### ENTRIES SHOWN

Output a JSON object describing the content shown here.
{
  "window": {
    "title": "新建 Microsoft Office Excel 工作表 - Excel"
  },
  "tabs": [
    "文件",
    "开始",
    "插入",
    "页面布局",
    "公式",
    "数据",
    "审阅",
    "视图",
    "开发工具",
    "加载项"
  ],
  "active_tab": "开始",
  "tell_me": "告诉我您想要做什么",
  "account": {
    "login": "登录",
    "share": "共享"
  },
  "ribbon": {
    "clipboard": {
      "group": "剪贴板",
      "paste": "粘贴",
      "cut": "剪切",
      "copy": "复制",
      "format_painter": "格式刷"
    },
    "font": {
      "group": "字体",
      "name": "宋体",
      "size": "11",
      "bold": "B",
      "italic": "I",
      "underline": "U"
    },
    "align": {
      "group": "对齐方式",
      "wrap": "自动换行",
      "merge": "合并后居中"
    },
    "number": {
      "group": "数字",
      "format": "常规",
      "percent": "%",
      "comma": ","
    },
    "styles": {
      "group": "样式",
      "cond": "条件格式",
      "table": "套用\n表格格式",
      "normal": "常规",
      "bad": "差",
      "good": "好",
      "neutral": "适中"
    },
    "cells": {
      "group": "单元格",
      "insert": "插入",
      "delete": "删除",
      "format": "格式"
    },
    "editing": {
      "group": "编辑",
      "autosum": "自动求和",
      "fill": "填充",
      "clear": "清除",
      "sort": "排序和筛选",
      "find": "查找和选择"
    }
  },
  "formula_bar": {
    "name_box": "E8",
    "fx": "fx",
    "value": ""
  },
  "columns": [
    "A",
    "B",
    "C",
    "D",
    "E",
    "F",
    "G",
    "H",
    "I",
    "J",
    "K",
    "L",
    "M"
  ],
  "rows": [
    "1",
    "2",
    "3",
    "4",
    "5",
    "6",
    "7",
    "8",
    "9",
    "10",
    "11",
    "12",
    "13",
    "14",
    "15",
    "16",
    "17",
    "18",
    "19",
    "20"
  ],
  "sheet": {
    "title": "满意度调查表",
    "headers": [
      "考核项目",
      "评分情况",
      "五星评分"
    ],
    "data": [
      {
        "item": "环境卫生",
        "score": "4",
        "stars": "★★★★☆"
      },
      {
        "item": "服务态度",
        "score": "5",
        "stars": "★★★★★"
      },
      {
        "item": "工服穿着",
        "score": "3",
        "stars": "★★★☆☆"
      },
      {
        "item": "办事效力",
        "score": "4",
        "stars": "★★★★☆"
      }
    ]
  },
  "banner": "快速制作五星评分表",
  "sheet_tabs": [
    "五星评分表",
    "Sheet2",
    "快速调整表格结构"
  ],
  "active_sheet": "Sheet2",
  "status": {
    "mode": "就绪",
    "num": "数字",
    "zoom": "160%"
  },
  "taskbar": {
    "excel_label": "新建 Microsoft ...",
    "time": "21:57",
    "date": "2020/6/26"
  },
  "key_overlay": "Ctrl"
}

######

§ EXERCISE: Retype all the material above precisely, with no line left out.

§ ANSWER:
Output a JSON object describing the content shown here.
{
  "window": {
    "title": "新建 Microsoft Office Excel 工作表 - Excel"
  },
  "tabs": [
    "文件",
    "开始",
    "插入",
    "页面布局",
    "公式",
    "数据",
    "审阅",
    "视图",
    "开发工具",
    "加载项"
  ],
  "active_tab": "开始",
  "tell_me": "告诉我您想要做什么",
  "account": {
    "login": "登录",
    "share": "共享"
  },
  "ribbon": {
    "clipboard": {
      "group": "剪贴板",
      "paste": "粘贴",
      "cut": "剪切",
      "copy": "复制",
      "format_painter": "格式刷"
    },
    "font": {
      "group": "字体",
      "name": "宋体",
      "size": "11",
      "bold": "B",
      "italic": "I",
      "underline": "U"
    },
    "align": {
      "group": "对齐方式",
      "wrap": "自动换行",
      "merge": "合并后居中"
    },
    "number": {
      "group": "数字",
      "format": "常规",
      "percent": "%",
      "comma": ","
    },
    "styles": {
      "group": "样式",
      "cond": "条件格式",
      "table": "套用\n表格格式",
      "normal": "常规",
      "bad": "差",
      "good": "好",
      "neutral": "适中"
    },
    "cells": {
      "group": "单元格",
      "insert": "插入",
      "delete": "删除",
      "format": "格式"
    },
    "editing": {
      "group": "编辑",
      "autosum": "自动求和",
      "fill": "填充",
      "clear": "清除",
      "sort": "排序和筛选",
      "find": "查找和选择"
    }
  },
  "formula_bar": {
    "name_box": "E8",
    "fx": "fx",
    "value": ""
  },
  "columns": [
    "A",
    "B",
    "C",
    "D",
    "E",
    "F",
    "G",
    "H",
    "I",
    "J",
    "K",
    "L",
    "M"
  ],
  "rows": [
    "1",
    "2",
    "3",
    "4",
    "5",
    "6",
    "7",
    "8",
    "9",
    "10",
    "11",
    "12",
    "13",
    "14",
    "15",
    "16",
    "17",
    "18",
    "19",
    "20"
  ],
  "sheet": {
    "title": "满意度调查表",
    "headers": [
      "考核项目",
      "评分情况",
      "五星评分"
    ],
    "data": [
      {
        "item": "环境卫生",
        "score": "4",
        "stars": "★★★★☆"
      },
      {
        "item": "服务态度",
        "score": "5",
        "stars": "★★★★★"
      },
      {
        "item": "工服穿着",
        "score": "3",
        "stars": "★★★☆☆"
      },
      {
        "item": "办事效力",
        "score": "4",
        "stars": "★★★★☆"
      }
    ]
  },
  "banner": "快速制作五星评分表",
  "sheet_tabs": [
    "五星评分表",
    "Sheet2",
    "快速调整表格结构"
  ],
  "active_sheet": "Sheet2",
  "status": {
    "mode": "就绪",
    "num": "数字",
    "zoom": "160%"
  },
  "taskbar": {
    "excel_label": "新建 Microsoft ...",
    "time": "21:57",
    "date": "2020/6/26"
  },
  "key_overlay": "Ctrl"
}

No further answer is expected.